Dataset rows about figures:
------------------------------

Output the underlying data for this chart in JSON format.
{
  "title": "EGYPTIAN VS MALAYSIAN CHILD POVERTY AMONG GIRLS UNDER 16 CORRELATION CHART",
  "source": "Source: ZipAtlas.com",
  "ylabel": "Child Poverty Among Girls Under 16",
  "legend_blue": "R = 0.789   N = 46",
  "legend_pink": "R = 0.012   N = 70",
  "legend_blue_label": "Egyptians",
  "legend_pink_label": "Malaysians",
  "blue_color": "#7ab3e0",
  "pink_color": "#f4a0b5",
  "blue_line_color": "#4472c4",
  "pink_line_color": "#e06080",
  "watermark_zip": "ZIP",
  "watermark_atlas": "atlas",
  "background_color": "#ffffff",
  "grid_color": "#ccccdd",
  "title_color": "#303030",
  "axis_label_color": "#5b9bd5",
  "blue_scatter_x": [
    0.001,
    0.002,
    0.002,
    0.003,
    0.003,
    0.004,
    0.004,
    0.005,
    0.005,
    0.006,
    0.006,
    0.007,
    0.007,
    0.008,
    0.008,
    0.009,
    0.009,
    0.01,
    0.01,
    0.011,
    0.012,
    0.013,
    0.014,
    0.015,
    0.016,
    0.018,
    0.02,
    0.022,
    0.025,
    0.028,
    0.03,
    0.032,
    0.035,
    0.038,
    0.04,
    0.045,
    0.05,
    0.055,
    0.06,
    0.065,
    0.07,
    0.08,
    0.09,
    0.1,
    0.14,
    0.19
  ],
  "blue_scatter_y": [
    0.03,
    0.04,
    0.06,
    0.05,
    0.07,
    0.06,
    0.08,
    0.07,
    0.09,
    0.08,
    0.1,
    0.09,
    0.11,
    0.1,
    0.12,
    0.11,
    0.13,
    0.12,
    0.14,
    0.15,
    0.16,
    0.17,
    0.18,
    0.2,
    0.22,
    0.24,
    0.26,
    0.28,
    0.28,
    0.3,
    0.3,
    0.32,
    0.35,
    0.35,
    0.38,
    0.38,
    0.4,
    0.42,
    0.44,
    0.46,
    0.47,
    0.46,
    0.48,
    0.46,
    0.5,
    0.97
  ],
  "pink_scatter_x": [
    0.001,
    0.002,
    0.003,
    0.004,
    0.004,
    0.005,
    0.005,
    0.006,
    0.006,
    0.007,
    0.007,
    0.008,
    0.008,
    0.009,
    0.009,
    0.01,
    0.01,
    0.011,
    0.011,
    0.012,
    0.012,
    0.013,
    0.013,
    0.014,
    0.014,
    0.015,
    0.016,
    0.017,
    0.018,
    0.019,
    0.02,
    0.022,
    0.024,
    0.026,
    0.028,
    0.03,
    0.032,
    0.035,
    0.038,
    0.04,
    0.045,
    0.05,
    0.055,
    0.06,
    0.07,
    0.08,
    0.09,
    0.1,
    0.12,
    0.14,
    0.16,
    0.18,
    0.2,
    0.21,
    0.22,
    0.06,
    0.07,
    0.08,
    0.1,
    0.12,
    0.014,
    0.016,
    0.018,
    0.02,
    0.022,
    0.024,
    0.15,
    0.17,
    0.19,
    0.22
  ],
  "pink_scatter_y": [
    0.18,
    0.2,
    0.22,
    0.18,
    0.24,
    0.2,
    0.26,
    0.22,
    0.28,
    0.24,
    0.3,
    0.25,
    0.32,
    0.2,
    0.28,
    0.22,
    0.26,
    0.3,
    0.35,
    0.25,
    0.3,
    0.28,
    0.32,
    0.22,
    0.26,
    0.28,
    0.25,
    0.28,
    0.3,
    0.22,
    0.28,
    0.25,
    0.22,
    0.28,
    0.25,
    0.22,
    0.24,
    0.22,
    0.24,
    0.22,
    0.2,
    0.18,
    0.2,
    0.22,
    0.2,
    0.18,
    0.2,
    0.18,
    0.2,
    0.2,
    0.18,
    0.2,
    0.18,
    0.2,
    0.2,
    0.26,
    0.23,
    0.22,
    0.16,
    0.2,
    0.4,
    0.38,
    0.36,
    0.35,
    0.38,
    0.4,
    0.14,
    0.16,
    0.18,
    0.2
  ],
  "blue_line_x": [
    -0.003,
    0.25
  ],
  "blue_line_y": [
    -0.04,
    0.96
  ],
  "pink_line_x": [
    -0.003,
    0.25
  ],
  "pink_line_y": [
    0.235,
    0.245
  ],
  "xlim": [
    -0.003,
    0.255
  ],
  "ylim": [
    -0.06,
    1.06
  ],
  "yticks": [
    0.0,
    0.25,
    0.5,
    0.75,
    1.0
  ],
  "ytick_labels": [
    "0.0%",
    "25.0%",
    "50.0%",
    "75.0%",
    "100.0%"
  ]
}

------------------------------

Given problem: Type out the entries again, word for word.

Completed task:
Output the underlying data for this chart in JSON format.
{
  "title": "EGYPTIAN VS MALAYSIAN CHILD POVERTY AMONG GIRLS UNDER 16 CORRELATION CHART",
  "source": "Source: ZipAtlas.com",
  "ylabel": "Child Poverty Among Girls Under 16",
  "legend_blue": "R = 0.789   N = 46",
  "legend_pink": "R = 0.012   N = 70",
  "legend_blue_label": "Egyptians",
  "legend_pink_label": "Malaysians",
  "blue_color": "#7ab3e0",
  "pink_color": "#f4a0b5",
  "blue_line_color": "#4472c4",
  "pink_line_color": "#e06080",
  "watermark_zip": "ZIP",
  "watermark_atlas": "atlas",
  "background_color": "#ffffff",
  "grid_color": "#ccccdd",
  "title_color": "#303030",
  "axis_label_color": "#5b9bd5",
  "blue_scatter_x": [
    0.001,
    0.002,
    0.002,
    0.003,
    0.003,
    0.004,
    0.004,
    0.005,
    0.005,
    0.006,
    0.006,
    0.007,
    0.007,
    0.008,
    0.008,
    0.009,
    0.009,
    0.01,
    0.01,
    0.011,
    0.012,
    0.013,
    0.014,
    0.015,
    0.016,
    0.018,
    0.02,
    0.022,
    0.025,
    0.028,
    0.03,
    0.032,
    0.035,
    0.038,
    0.04,
    0.045,
    0.05,
    0.055,
    0.06,
    0.065,
    0.07,
    0.08,
    0.09,
    0.1,
    0.14,
    0.19
  ],
  "blue_scatter_y": [
    0.03,
    0.04,
    0.06,
    0.05,
    0.07,
    0.06,
    0.08,
    0.07,
    0.09,
    0.08,
    0.1,
    0.09,
    0.11,
    0.1,
    0.12,
    0.11,
    0.13,
    0.12,
    0.14,
    0.15,
    0.16,
    0.17,
    0.18,
    0.2,
    0.22,
    0.24,
    0.26,
    0.28,
    0.28,
    0.3,
    0.3,
    0.32,
    0.35,
    0.35,
    0.38,
    0.38,
    0.4,
    0.42,
    0.44,
    0.46,
    0.47,
    0.46,
    0.48,
    0.46,
    0.5,
    0.97
  ],
  "pink_scatter_x": [
    0.001,
    0.002,
    0.003,
    0.004,
    0.004,
    0.005,
    0.005,
    0.006,
    0.006,
    0.007,
    0.007,
    0.008,
    0.008,
    0.009,
    0.009,
    0.01,
    0.01,
    0.011,
    0.011,
    0.012,
    0.012,
    0.013,
    0.013,
    0.014,
    0.014,
    0.015,
    0.016,
    0.017,
    0.018,
    0.019,
    0.02,
    0.022,
    0.024,
    0.026,
    0.028,
    0.03,
    0.032,
    0.035,
    0.038,
    0.04,
    0.045,
    0.05,
    0.055,
    0.06,
    0.07,
    0.08,
    0.09,
    0.1,
    0.12,
    0.14,
    0.16,
    0.18,
    0.2,
    0.21,
    0.22,
    0.06,
    0.07,
    0.08,
    0.1,
    0.12,
    0.014,
    0.016,
    0.018,
    0.02,
    0.022,
    0.024,
    0.15,
    0.17,
    0.19,
    0.22
  ],
  "pink_scatter_y": [
    0.18,
    0.2,
    0.22,
    0.18,
    0.24,
    0.2,
    0.26,
    0.22,
    0.28,
    0.24,
    0.3,
    0.25,
    0.32,
    0.2,
    0.28,
    0.22,
    0.26,
    0.3,
    0.35,
    0.25,
    0.3,
    0.28,
    0.32,
    0.22,
    0.26,
    0.28,
    0.25,
    0.28,
    0.3,
    0.22,
    0.28,
    0.25,
    0.22,
    0.28,
    0.25,
    0.22,
    0.24,
    0.22,
    0.24,
    0.22,
    0.2,
    0.18,
    0.2,
    0.22,
    0.2,
    0.18,
    0.2,
    0.18,
    0.2,
    0.2,
    0.18,
    0.2,
    0.18,
    0.2,
    0.2,
    0.26,
    0.23,
    0.22,
    0.16,
    0.2,
    0.4,
    0.38,
    0.36,
    0.35,
    0.38,
    0.4,
    0.14,
    0.16,
    0.18,
    0.2
  ],
  "blue_line_x": [
    -0.003,
    0.25
  ],
  "blue_line_y": [
    -0.04,
    0.96
  ],
  "pink_line_x": [
    -0.003,
    0.25
  ],
  "pink_line_y": [
    0.235,
    0.245
  ],
  "xlim": [
    -0.003,
    0.255
  ],
  "ylim": [
    -0.06,
    1.06
  ],
  "yticks": [
    0.0,
    0.25,
    0.5,
    0.75,
    1.0
  ],
  "ytick_labels": [
    "0.0%",
    "25.0%",
    "50.0%",
    "75.0%",
    "100.0%"
  ]
}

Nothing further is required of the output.